Exercise
Copy out the material below in full, but not its images.

(Figure record listings)
· · · · · · ·
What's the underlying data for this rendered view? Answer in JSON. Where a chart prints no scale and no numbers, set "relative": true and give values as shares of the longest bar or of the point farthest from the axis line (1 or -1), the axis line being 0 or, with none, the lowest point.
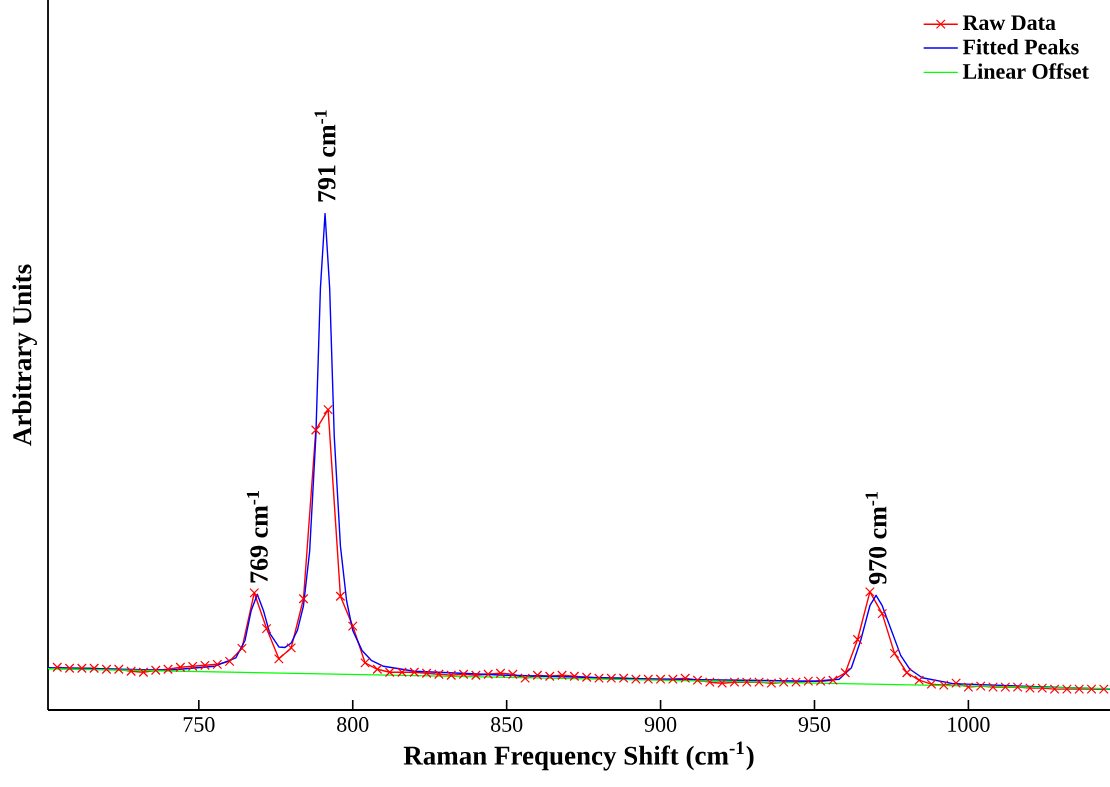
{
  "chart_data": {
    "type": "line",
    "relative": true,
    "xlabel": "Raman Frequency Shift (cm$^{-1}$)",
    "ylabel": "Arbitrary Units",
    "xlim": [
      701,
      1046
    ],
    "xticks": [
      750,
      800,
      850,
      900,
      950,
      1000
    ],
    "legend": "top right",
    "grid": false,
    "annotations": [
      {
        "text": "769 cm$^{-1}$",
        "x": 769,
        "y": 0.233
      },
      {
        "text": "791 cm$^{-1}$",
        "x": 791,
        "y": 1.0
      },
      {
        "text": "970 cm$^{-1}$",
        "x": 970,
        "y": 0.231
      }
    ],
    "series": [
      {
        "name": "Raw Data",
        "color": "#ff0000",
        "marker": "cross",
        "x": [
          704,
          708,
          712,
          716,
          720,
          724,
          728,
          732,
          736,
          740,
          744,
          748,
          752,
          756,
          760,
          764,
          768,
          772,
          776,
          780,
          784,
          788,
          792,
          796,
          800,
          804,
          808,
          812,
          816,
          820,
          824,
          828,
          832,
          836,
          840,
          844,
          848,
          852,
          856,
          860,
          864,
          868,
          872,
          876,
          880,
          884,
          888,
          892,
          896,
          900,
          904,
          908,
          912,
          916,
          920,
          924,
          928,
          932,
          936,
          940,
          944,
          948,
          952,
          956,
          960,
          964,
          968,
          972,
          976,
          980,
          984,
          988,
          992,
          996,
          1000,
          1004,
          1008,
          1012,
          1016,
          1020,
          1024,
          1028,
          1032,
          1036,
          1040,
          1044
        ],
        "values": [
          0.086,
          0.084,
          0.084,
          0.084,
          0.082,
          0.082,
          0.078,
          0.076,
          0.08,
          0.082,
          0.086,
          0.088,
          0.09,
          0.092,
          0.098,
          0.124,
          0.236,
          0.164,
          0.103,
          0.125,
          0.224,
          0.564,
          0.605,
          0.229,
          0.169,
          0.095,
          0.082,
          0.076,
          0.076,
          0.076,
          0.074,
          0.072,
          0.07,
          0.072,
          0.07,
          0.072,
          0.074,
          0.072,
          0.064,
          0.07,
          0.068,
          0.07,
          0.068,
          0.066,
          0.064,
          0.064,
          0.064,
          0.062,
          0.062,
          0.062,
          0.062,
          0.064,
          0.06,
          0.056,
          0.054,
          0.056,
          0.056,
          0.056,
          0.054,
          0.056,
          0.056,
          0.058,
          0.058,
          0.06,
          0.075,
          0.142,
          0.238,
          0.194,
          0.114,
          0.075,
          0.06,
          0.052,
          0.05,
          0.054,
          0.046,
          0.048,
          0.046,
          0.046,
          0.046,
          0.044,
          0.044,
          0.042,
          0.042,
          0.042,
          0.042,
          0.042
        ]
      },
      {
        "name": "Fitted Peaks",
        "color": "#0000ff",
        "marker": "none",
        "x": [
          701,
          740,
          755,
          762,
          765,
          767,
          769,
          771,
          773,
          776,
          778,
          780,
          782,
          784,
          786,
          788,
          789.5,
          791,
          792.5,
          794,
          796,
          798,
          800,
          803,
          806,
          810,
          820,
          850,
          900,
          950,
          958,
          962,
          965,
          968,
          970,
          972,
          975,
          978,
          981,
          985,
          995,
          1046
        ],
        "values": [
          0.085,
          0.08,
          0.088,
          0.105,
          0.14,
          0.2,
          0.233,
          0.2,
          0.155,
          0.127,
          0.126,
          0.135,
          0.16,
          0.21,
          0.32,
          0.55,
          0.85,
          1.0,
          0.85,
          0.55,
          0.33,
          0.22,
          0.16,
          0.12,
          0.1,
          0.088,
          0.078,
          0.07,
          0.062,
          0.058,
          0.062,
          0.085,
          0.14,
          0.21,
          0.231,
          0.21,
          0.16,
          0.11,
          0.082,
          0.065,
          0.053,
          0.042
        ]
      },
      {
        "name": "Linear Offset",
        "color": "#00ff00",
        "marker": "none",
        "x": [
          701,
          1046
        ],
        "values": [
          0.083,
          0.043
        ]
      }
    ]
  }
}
· · · · · · ·
Correct response
What's the underlying data for this rendered view? Answer in JSON. Where a chart prints no scale and no numbers, set "relative": true and give values as shares of the longest bar or of the point farthest from the axis line (1 or -1), the axis line being 0 or, with none, the lowest point.
{
  "chart_data": {
    "type": "line",
    "relative": true,
    "xlabel": "Raman Frequency Shift (cm$^{-1}$)",
    "ylabel": "Arbitrary Units",
    "xlim": [
      701,
      1046
    ],
    "xticks": [
      750,
      800,
      850,
      900,
      950,
      1000
    ],
    "legend": "top right",
    "grid": false,
    "annotations": [
      {
        "text": "769 cm$^{-1}$",
        "x": 769,
        "y": 0.233
      },
      {
        "text": "791 cm$^{-1}$",
        "x": 791,
        "y": 1.0
      },
      {
        "text": "970 cm$^{-1}$",
        "x": 970,
        "y": 0.231
      }
    ],
    "series": [
      {
        "name": "Raw Data",
        "color": "#ff0000",
        "marker": "cross",
        "x": [
          704,
          708,
          712,
          716,
          720,
          724,
          728,
          732,
          736,
          740,
          744,
          748,
          752,
          756,
          760,
          764,
          768,
          772,
          776,
          780,
          784,
          788,
          792,
          796,
          800,
          804,
          808,
          812,
          816,
          820,
          824,
          828,
          832,
          836,
          840,
          844,
          848,
          852,
          856,
          860,
          864,
          868,
          872,
          876,
          880,
          884,
          888,
          892,
          896,
          900,
          904,
          908,
          912,
          916,
          920,
          924,
          928,
          932,
          936,
          940,
          944,
          948,
          952,
          956,
          960,
          964,
          968,
          972,
          976,
          980,
          984,
          988,
          992,
          996,
          1000,
          1004,
          1008,
          1012,
          1016,
          1020,
          1024,
          1028,
          1032,
          1036,
          1040,
          1044
        ],
        "values": [
          0.086,
          0.084,
          0.084,
          0.084,
          0.082,
          0.082,
          0.078,
          0.076,
          0.08,
          0.082,
          0.086,
          0.088,
          0.09,
          0.092,
          0.098,
          0.124,
          0.236,
          0.164,
          0.103,
          0.125,
          0.224,
          0.564,
          0.605,
          0.229,
          0.169,
          0.095,
          0.082,
          0.076,
          0.076,
          0.076,
          0.074,
          0.072,
          0.07,
          0.072,
          0.07,
          0.072,
          0.074,
          0.072,
          0.064,
          0.07,
          0.068,
          0.07,
          0.068,
          0.066,
          0.064,
          0.064,
          0.064,
          0.062,
          0.062,
          0.062,
          0.062,
          0.064,
          0.06,
          0.056,
          0.054,
          0.056,
          0.056,
          0.056,
          0.054,
          0.056,
          0.056,
          0.058,
          0.058,
          0.06,
          0.075,
          0.142,
          0.238,
          0.194,
          0.114,
          0.075,
          0.06,
          0.052,
          0.05,
          0.054,
          0.046,
          0.048,
          0.046,
          0.046,
          0.046,
          0.044,
          0.044,
          0.042,
          0.042,
          0.042,
          0.042,
          0.042
        ]
      },
      {
        "name": "Fitted Peaks",
        "color": "#0000ff",
        "marker": "none",
        "x": [
          701,
          740,
          755,
          762,
          765,
          767,
          769,
          771,
          773,
          776,
          778,
          780,
          782,
          784,
          786,
          788,
          789.5,
          791,
          792.5,
          794,
          796,
          798,
          800,
          803,
          806,
          810,
          820,
          850,
          900,
          950,
          958,
          962,
          965,
          968,
          970,
          972,
          975,
          978,
          981,
          985,
          995,
          1046
        ],
        "values": [
          0.085,
          0.08,
          0.088,
          0.105,
          0.14,
          0.2,
          0.233,
          0.2,
          0.155,
          0.127,
          0.126,
          0.135,
          0.16,
          0.21,
          0.32,
          0.55,
          0.85,
          1.0,
          0.85,
          0.55,
          0.33,
          0.22,
          0.16,
          0.12,
          0.1,
          0.088,
          0.078,
          0.07,
          0.062,
          0.058,
          0.062,
          0.085,
          0.14,
          0.21,
          0.231,
          0.21,
          0.16,
          0.11,
          0.082,
          0.065,
          0.053,
          0.042
        ]
      },
      {
        "name": "Linear Offset",
        "color": "#00ff00",
        "marker": "none",
        "x": [
          701,
          1046
        ],
        "values": [
          0.083,
          0.043
        ]
      }
    ]
  }
}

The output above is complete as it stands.